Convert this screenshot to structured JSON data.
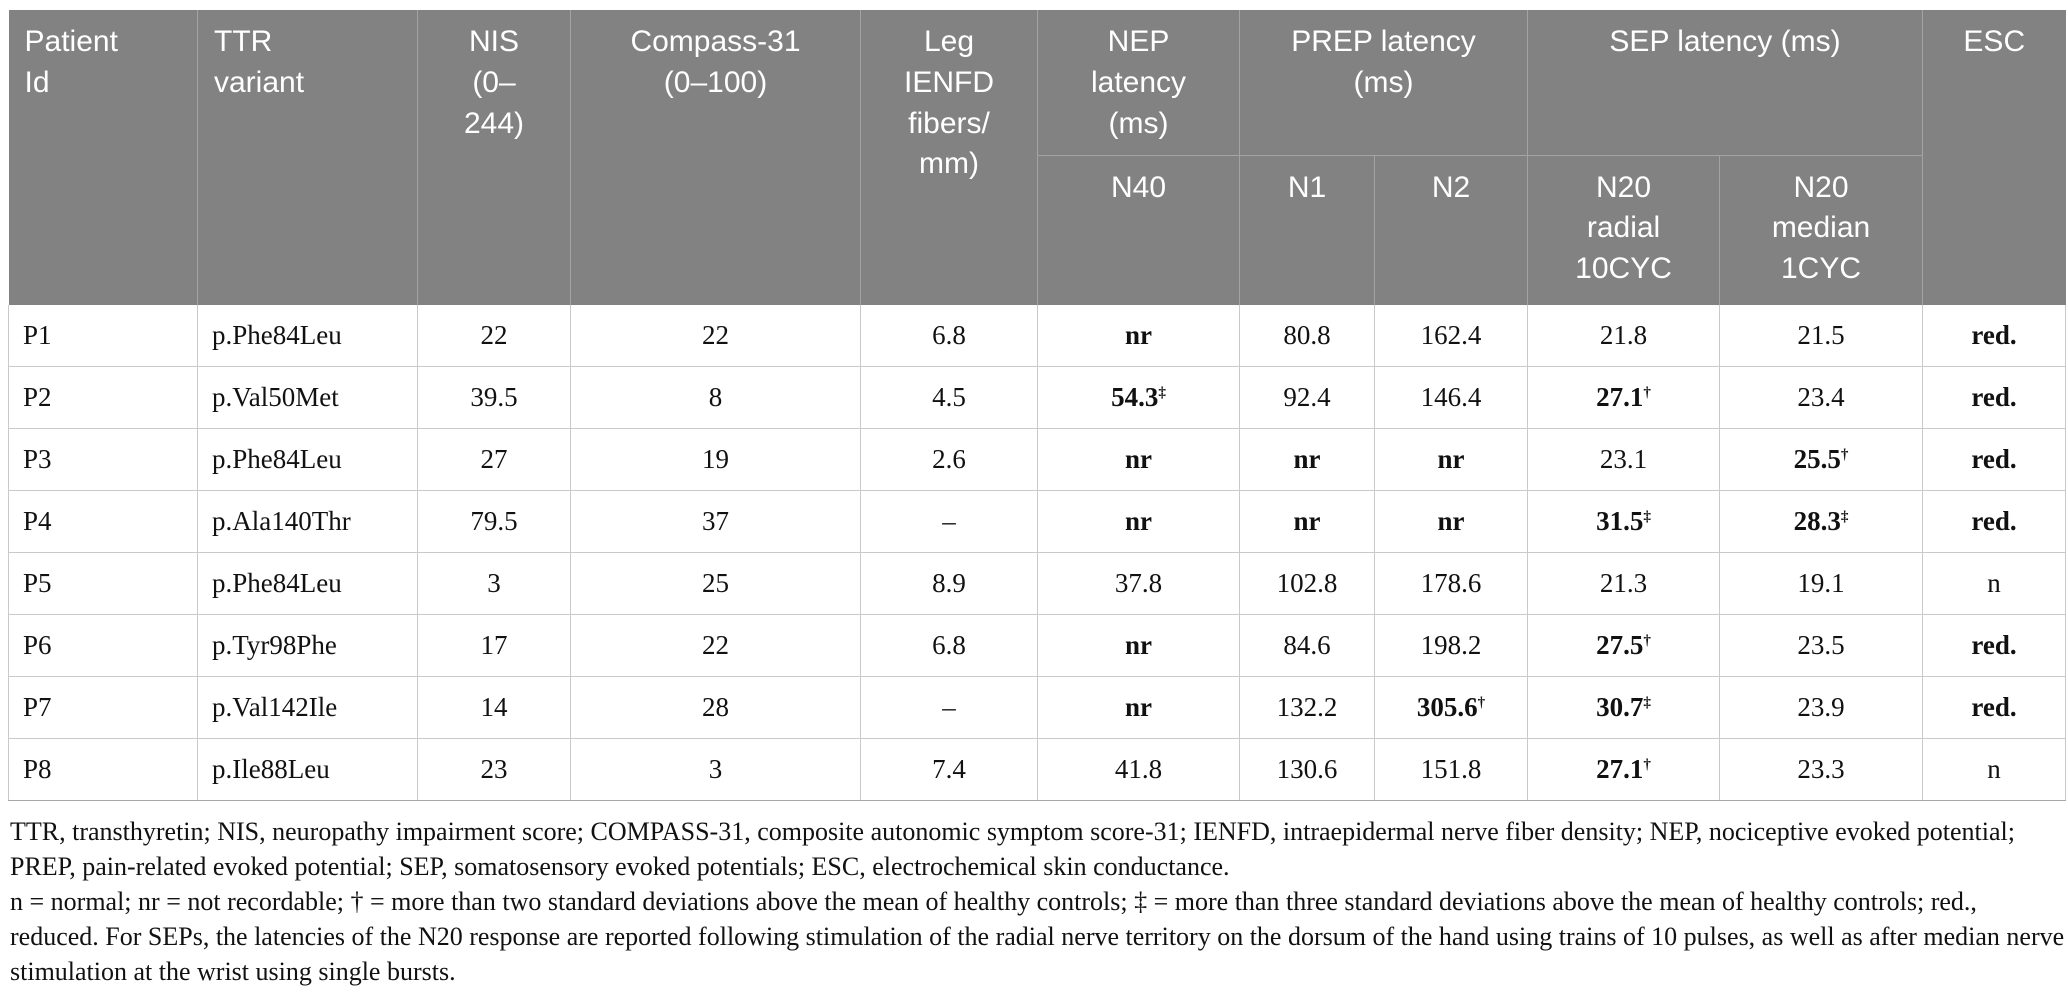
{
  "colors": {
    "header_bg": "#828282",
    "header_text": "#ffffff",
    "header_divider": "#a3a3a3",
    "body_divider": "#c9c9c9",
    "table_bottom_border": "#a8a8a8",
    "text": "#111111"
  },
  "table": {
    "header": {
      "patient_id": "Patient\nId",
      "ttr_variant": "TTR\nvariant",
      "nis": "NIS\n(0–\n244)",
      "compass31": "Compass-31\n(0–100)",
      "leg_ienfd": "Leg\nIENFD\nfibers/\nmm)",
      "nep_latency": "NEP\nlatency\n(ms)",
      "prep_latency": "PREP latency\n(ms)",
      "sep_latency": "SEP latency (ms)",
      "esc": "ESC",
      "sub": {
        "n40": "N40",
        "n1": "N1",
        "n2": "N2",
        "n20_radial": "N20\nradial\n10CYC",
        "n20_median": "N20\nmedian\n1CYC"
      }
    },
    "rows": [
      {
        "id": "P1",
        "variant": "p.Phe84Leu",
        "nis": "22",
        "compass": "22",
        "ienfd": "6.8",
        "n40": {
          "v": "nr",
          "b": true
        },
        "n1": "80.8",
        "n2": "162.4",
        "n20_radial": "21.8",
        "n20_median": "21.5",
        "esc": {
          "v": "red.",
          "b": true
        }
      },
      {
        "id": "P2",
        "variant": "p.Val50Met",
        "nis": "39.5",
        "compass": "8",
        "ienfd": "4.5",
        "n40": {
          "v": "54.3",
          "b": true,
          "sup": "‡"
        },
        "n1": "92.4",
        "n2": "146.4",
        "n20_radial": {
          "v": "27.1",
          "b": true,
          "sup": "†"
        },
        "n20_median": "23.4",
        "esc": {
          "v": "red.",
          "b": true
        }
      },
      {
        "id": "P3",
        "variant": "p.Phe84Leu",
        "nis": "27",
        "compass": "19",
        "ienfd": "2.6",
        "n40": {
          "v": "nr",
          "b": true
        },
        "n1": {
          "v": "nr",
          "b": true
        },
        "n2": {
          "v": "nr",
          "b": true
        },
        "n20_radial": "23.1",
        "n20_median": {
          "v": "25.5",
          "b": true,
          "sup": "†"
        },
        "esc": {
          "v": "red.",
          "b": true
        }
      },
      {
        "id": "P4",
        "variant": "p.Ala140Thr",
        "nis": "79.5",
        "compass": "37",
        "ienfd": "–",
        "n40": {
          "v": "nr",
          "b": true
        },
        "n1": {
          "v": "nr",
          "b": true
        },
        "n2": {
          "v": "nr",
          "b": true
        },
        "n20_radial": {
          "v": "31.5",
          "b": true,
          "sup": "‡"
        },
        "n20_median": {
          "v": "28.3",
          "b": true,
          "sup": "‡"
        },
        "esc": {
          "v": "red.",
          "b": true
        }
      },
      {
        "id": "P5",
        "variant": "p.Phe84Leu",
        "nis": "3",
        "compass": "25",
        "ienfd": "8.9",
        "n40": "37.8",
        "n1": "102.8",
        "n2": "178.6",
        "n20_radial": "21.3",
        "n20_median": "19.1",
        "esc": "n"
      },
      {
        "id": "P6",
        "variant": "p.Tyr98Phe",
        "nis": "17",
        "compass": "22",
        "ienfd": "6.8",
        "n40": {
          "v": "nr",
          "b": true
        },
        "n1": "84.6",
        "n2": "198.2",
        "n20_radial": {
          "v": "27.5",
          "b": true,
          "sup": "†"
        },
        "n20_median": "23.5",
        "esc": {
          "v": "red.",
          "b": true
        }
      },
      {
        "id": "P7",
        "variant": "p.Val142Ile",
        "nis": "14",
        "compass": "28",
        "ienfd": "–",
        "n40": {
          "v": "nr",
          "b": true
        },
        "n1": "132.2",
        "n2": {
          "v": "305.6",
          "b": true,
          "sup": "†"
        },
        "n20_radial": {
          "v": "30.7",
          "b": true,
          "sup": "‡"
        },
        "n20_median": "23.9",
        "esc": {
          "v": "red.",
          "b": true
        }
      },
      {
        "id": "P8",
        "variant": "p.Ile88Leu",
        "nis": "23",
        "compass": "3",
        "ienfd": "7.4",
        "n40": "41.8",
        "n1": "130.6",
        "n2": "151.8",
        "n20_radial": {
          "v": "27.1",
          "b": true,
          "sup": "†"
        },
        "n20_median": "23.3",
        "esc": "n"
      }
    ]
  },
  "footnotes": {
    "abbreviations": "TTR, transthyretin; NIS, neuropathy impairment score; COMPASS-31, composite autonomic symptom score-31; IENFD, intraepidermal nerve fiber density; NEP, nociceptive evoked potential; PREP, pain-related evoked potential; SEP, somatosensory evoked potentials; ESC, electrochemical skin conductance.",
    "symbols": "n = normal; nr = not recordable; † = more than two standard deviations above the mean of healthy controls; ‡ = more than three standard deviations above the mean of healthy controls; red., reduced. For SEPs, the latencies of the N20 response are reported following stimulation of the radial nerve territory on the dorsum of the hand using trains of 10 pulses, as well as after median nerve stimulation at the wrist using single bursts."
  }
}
------------
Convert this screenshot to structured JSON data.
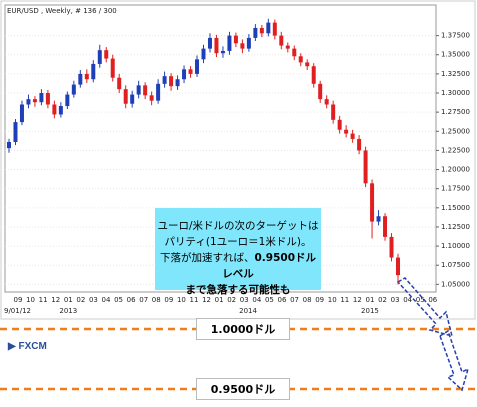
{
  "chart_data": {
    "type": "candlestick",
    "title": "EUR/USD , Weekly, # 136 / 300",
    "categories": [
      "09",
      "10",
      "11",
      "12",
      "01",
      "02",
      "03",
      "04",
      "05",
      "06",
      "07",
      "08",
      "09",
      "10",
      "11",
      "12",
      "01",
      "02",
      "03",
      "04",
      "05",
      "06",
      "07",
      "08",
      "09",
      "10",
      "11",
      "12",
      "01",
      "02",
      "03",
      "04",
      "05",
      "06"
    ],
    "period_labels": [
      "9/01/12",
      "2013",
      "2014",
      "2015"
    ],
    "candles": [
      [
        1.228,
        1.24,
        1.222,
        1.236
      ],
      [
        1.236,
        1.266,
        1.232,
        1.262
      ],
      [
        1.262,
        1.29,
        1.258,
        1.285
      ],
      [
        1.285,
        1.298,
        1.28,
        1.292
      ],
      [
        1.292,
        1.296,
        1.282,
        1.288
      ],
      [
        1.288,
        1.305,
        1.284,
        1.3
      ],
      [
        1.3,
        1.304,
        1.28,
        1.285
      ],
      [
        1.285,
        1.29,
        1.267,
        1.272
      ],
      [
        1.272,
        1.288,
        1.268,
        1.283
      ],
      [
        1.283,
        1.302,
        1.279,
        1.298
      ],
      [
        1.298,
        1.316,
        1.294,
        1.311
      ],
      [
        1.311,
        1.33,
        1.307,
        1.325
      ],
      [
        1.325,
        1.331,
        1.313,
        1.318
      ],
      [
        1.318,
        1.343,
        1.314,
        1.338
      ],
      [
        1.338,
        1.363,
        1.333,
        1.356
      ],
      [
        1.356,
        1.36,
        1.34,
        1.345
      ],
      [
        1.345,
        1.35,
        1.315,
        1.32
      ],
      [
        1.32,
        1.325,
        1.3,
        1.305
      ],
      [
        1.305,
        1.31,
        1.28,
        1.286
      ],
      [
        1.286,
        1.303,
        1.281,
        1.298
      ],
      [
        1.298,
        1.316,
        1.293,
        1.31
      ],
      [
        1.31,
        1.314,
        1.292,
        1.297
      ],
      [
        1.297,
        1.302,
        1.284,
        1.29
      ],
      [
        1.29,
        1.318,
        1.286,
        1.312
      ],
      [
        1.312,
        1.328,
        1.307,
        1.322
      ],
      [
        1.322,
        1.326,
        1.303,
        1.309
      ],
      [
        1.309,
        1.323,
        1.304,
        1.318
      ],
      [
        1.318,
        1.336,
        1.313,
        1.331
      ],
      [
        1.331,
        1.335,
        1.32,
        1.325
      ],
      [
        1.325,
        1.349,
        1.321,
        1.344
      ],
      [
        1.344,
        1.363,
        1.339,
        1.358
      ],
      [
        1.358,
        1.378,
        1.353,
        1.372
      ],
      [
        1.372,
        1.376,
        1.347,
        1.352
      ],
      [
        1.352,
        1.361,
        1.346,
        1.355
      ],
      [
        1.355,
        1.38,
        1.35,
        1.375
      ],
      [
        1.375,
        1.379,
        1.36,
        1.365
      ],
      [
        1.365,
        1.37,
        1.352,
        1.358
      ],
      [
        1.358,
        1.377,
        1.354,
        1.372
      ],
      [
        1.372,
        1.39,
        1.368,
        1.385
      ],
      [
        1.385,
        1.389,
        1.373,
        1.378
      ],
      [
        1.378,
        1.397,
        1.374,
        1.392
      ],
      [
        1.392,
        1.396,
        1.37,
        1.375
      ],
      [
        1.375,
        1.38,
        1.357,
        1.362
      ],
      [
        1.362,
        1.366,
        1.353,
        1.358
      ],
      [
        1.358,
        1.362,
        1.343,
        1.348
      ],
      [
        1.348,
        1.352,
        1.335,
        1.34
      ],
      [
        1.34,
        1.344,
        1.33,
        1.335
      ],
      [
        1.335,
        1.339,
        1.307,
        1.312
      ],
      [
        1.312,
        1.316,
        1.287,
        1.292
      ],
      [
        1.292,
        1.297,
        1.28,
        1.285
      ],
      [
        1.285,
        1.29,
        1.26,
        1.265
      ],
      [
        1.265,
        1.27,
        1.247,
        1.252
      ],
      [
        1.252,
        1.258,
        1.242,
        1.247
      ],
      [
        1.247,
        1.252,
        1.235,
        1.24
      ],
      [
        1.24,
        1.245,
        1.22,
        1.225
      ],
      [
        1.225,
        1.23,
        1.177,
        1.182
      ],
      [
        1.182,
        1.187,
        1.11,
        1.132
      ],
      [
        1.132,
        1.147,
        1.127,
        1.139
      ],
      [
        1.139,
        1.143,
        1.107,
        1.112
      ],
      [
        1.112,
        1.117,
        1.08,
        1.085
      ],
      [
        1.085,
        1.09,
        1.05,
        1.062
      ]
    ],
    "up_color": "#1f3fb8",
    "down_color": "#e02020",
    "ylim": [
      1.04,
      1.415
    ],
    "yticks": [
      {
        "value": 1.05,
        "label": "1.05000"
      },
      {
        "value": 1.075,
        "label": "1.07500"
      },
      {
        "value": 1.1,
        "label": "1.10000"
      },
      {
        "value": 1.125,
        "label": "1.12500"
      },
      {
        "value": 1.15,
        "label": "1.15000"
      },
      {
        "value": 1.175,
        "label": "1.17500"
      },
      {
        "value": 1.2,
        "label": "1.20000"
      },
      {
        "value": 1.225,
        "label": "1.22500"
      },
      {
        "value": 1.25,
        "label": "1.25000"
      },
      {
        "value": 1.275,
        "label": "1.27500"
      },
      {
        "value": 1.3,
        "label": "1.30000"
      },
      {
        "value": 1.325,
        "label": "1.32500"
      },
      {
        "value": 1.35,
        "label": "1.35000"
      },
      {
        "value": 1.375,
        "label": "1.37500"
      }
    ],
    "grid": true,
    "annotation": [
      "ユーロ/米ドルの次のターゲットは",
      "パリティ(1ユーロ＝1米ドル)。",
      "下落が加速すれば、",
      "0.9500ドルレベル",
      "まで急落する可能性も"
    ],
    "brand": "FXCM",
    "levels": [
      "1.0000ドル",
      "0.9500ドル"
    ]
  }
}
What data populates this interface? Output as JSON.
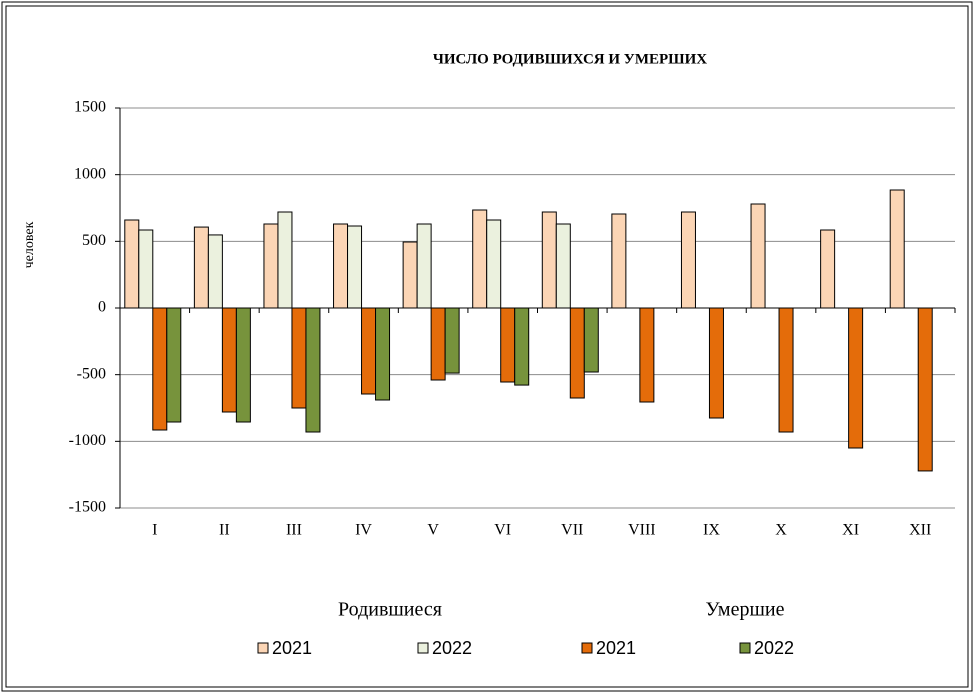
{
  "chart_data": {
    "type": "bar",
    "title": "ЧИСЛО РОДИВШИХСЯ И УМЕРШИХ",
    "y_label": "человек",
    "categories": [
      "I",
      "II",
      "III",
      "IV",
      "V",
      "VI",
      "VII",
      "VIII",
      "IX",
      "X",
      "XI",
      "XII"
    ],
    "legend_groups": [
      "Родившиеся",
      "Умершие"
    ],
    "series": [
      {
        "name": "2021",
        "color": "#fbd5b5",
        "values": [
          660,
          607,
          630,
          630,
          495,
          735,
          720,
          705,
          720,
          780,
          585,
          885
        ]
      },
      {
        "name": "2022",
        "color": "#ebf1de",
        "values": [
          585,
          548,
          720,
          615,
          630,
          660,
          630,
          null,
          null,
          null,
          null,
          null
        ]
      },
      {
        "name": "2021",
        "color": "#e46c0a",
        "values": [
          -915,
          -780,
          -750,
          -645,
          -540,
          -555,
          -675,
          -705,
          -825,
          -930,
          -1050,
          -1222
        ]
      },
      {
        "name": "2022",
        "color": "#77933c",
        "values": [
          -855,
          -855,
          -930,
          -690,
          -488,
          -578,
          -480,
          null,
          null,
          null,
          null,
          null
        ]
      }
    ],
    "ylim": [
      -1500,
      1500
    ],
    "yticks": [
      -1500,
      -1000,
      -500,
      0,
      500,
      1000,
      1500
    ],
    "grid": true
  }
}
------------
** Task statement **
Wherever "PREP" shows up in a line, copy that line.

** Complete answer **
      "prep_latency": "PREP latency\n(ms)",
    "abbreviations": "TTR, transthyretin; NIS, neuropathy impairment score; COMPASS-31, composite autonomic symptom score-31; IENFD, intraepidermal nerve fiber density; NEP, nociceptive evoked potential; PREP, pain-related evoked potential; SEP, somatosensory evoked potentials; ESC, electrochemical skin conductance.",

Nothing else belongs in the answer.